● Set task
You are to retype all of the data exactly as it appears.

-- Start --

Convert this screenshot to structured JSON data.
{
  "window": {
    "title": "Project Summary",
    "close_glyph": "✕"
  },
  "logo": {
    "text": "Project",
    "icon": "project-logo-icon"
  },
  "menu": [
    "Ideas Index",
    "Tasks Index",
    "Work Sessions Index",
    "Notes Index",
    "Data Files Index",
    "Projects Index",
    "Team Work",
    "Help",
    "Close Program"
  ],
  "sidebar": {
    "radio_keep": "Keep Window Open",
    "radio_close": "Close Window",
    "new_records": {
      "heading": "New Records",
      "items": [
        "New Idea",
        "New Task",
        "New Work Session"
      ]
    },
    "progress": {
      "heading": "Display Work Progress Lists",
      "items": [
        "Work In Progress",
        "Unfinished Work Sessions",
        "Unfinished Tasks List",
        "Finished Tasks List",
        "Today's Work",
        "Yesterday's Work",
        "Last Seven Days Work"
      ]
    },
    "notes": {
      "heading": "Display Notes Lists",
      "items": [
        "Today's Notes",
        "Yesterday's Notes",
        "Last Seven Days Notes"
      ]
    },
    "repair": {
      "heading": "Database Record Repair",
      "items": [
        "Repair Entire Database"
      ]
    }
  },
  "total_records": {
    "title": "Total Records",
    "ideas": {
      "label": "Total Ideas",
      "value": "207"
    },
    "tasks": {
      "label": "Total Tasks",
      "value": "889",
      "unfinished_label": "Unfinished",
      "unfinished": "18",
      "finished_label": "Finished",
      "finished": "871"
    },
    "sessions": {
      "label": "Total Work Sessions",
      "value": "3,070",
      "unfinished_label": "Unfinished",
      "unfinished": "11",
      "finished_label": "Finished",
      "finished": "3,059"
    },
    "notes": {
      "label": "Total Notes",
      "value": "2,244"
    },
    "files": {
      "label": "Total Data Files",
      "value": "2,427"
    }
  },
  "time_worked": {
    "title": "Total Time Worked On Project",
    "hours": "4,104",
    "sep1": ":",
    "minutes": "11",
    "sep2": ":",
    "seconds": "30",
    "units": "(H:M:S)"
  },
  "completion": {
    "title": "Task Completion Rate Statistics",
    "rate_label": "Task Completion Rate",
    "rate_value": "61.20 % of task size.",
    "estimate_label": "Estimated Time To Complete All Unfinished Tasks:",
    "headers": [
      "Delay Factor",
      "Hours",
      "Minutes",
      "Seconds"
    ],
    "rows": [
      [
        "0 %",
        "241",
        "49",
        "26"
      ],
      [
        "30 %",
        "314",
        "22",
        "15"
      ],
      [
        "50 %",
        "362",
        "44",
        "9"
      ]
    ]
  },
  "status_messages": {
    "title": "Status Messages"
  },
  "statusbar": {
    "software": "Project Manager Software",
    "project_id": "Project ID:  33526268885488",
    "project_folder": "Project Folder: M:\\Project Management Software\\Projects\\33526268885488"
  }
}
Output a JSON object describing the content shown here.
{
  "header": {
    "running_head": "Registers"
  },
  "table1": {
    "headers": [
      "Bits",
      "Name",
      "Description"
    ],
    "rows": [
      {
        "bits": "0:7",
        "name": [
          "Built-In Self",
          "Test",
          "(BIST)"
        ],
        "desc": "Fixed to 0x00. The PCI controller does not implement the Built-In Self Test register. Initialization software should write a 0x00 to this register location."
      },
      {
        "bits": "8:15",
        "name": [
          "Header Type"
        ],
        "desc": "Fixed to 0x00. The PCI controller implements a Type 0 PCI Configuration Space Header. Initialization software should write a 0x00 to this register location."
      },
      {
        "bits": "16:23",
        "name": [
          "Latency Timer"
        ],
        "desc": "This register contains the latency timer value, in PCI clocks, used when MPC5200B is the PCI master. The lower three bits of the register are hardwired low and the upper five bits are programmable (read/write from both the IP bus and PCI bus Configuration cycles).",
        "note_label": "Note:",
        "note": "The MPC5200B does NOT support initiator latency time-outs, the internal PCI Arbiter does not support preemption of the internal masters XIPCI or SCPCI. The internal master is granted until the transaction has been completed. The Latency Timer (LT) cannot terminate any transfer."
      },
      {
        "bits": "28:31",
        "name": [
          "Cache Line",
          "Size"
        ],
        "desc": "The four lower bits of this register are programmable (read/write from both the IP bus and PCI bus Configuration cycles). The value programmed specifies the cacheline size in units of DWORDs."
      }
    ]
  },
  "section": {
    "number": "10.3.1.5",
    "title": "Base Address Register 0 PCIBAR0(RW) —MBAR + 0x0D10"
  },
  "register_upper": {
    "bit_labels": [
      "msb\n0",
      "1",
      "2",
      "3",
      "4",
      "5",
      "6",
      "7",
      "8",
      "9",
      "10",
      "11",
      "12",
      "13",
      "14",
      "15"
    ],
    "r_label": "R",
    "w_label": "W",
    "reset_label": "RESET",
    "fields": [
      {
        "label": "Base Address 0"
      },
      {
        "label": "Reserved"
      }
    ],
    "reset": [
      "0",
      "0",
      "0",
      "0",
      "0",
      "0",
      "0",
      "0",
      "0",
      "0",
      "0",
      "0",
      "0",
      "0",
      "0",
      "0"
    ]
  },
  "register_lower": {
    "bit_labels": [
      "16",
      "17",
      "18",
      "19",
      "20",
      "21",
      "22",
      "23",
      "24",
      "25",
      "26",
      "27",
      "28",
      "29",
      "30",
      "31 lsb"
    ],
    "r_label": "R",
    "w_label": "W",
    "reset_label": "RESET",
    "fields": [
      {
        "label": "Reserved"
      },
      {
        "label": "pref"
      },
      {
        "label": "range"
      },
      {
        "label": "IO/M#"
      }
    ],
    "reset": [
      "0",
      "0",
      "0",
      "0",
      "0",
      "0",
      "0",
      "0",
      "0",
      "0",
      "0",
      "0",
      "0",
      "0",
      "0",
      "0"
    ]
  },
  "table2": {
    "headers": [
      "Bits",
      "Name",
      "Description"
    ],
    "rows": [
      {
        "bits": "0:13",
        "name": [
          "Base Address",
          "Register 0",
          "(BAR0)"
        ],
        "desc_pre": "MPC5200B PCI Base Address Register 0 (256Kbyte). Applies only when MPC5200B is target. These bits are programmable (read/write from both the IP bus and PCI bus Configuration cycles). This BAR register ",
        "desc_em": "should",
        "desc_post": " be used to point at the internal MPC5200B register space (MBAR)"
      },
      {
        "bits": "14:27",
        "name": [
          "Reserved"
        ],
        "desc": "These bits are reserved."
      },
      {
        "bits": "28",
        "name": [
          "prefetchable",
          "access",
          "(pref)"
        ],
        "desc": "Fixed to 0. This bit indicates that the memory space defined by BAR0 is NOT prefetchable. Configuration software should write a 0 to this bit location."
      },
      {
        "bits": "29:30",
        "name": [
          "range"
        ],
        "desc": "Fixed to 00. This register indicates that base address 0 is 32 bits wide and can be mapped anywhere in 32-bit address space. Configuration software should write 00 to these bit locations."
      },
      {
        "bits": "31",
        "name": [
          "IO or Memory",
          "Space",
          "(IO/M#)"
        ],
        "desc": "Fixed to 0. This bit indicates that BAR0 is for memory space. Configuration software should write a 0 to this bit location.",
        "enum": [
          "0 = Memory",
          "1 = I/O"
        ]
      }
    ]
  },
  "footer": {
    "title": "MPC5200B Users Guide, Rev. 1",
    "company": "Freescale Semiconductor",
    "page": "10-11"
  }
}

-- End --

● Answer to the task
Convert this screenshot to structured JSON data.
{
  "window": {
    "title": "Project Summary",
    "close_glyph": "✕"
  },
  "logo": {
    "text": "Project",
    "icon": "project-logo-icon"
  },
  "menu": [
    "Ideas Index",
    "Tasks Index",
    "Work Sessions Index",
    "Notes Index",
    "Data Files Index",
    "Projects Index",
    "Team Work",
    "Help",
    "Close Program"
  ],
  "sidebar": {
    "radio_keep": "Keep Window Open",
    "radio_close": "Close Window",
    "new_records": {
      "heading": "New Records",
      "items": [
        "New Idea",
        "New Task",
        "New Work Session"
      ]
    },
    "progress": {
      "heading": "Display Work Progress Lists",
      "items": [
        "Work In Progress",
        "Unfinished Work Sessions",
        "Unfinished Tasks List",
        "Finished Tasks List",
        "Today's Work",
        "Yesterday's Work",
        "Last Seven Days Work"
      ]
    },
    "notes": {
      "heading": "Display Notes Lists",
      "items": [
        "Today's Notes",
        "Yesterday's Notes",
        "Last Seven Days Notes"
      ]
    },
    "repair": {
      "heading": "Database Record Repair",
      "items": [
        "Repair Entire Database"
      ]
    }
  },
  "total_records": {
    "title": "Total Records",
    "ideas": {
      "label": "Total Ideas",
      "value": "207"
    },
    "tasks": {
      "label": "Total Tasks",
      "value": "889",
      "unfinished_label": "Unfinished",
      "unfinished": "18",
      "finished_label": "Finished",
      "finished": "871"
    },
    "sessions": {
      "label": "Total Work Sessions",
      "value": "3,070",
      "unfinished_label": "Unfinished",
      "unfinished": "11",
      "finished_label": "Finished",
      "finished": "3,059"
    },
    "notes": {
      "label": "Total Notes",
      "value": "2,244"
    },
    "files": {
      "label": "Total Data Files",
      "value": "2,427"
    }
  },
  "time_worked": {
    "title": "Total Time Worked On Project",
    "hours": "4,104",
    "sep1": ":",
    "minutes": "11",
    "sep2": ":",
    "seconds": "30",
    "units": "(H:M:S)"
  },
  "completion": {
    "title": "Task Completion Rate Statistics",
    "rate_label": "Task Completion Rate",
    "rate_value": "61.20 % of task size.",
    "estimate_label": "Estimated Time To Complete All Unfinished Tasks:",
    "headers": [
      "Delay Factor",
      "Hours",
      "Minutes",
      "Seconds"
    ],
    "rows": [
      [
        "0 %",
        "241",
        "49",
        "26"
      ],
      [
        "30 %",
        "314",
        "22",
        "15"
      ],
      [
        "50 %",
        "362",
        "44",
        "9"
      ]
    ]
  },
  "status_messages": {
    "title": "Status Messages"
  },
  "statusbar": {
    "software": "Project Manager Software",
    "project_id": "Project ID:  33526268885488",
    "project_folder": "Project Folder: M:\\Project Management Software\\Projects\\33526268885488"
  }
}
Output a JSON object describing the content shown here.
{
  "header": {
    "running_head": "Registers"
  },
  "table1": {
    "headers": [
      "Bits",
      "Name",
      "Description"
    ],
    "rows": [
      {
        "bits": "0:7",
        "name": [
          "Built-In Self",
          "Test",
          "(BIST)"
        ],
        "desc": "Fixed to 0x00. The PCI controller does not implement the Built-In Self Test register. Initialization software should write a 0x00 to this register location."
      },
      {
        "bits": "8:15",
        "name": [
          "Header Type"
        ],
        "desc": "Fixed to 0x00. The PCI controller implements a Type 0 PCI Configuration Space Header. Initialization software should write a 0x00 to this register location."
      },
      {
        "bits": "16:23",
        "name": [
          "Latency Timer"
        ],
        "desc": "This register contains the latency timer value, in PCI clocks, used when MPC5200B is the PCI master. The lower three bits of the register are hardwired low and the upper five bits are programmable (read/write from both the IP bus and PCI bus Configuration cycles).",
        "note_label": "Note:",
        "note": "The MPC5200B does NOT support initiator latency time-outs, the internal PCI Arbiter does not support preemption of the internal masters XIPCI or SCPCI. The internal master is granted until the transaction has been completed. The Latency Timer (LT) cannot terminate any transfer."
      },
      {
        "bits": "28:31",
        "name": [
          "Cache Line",
          "Size"
        ],
        "desc": "The four lower bits of this register are programmable (read/write from both the IP bus and PCI bus Configuration cycles). The value programmed specifies the cacheline size in units of DWORDs."
      }
    ]
  },
  "section": {
    "number": "10.3.1.5",
    "title": "Base Address Register 0 PCIBAR0(RW) —MBAR + 0x0D10"
  },
  "register_upper": {
    "bit_labels": [
      "msb\n0",
      "1",
      "2",
      "3",
      "4",
      "5",
      "6",
      "7",
      "8",
      "9",
      "10",
      "11",
      "12",
      "13",
      "14",
      "15"
    ],
    "r_label": "R",
    "w_label": "W",
    "reset_label": "RESET",
    "fields": [
      {
        "label": "Base Address 0"
      },
      {
        "label": "Reserved"
      }
    ],
    "reset": [
      "0",
      "0",
      "0",
      "0",
      "0",
      "0",
      "0",
      "0",
      "0",
      "0",
      "0",
      "0",
      "0",
      "0",
      "0",
      "0"
    ]
  },
  "register_lower": {
    "bit_labels": [
      "16",
      "17",
      "18",
      "19",
      "20",
      "21",
      "22",
      "23",
      "24",
      "25",
      "26",
      "27",
      "28",
      "29",
      "30",
      "31 lsb"
    ],
    "r_label": "R",
    "w_label": "W",
    "reset_label": "RESET",
    "fields": [
      {
        "label": "Reserved"
      },
      {
        "label": "pref"
      },
      {
        "label": "range"
      },
      {
        "label": "IO/M#"
      }
    ],
    "reset": [
      "0",
      "0",
      "0",
      "0",
      "0",
      "0",
      "0",
      "0",
      "0",
      "0",
      "0",
      "0",
      "0",
      "0",
      "0",
      "0"
    ]
  },
  "table2": {
    "headers": [
      "Bits",
      "Name",
      "Description"
    ],
    "rows": [
      {
        "bits": "0:13",
        "name": [
          "Base Address",
          "Register 0",
          "(BAR0)"
        ],
        "desc_pre": "MPC5200B PCI Base Address Register 0 (256Kbyte). Applies only when MPC5200B is target. These bits are programmable (read/write from both the IP bus and PCI bus Configuration cycles). This BAR register ",
        "desc_em": "should",
        "desc_post": " be used to point at the internal MPC5200B register space (MBAR)"
      },
      {
        "bits": "14:27",
        "name": [
          "Reserved"
        ],
        "desc": "These bits are reserved."
      },
      {
        "bits": "28",
        "name": [
          "prefetchable",
          "access",
          "(pref)"
        ],
        "desc": "Fixed to 0. This bit indicates that the memory space defined by BAR0 is NOT prefetchable. Configuration software should write a 0 to this bit location."
      },
      {
        "bits": "29:30",
        "name": [
          "range"
        ],
        "desc": "Fixed to 00. This register indicates that base address 0 is 32 bits wide and can be mapped anywhere in 32-bit address space. Configuration software should write 00 to these bit locations."
      },
      {
        "bits": "31",
        "name": [
          "IO or Memory",
          "Space",
          "(IO/M#)"
        ],
        "desc": "Fixed to 0. This bit indicates that BAR0 is for memory space. Configuration software should write a 0 to this bit location.",
        "enum": [
          "0 = Memory",
          "1 = I/O"
        ]
      }
    ]
  },
  "footer": {
    "title": "MPC5200B Users Guide, Rev. 1",
    "company": "Freescale Semiconductor",
    "page": "10-11"
  }
}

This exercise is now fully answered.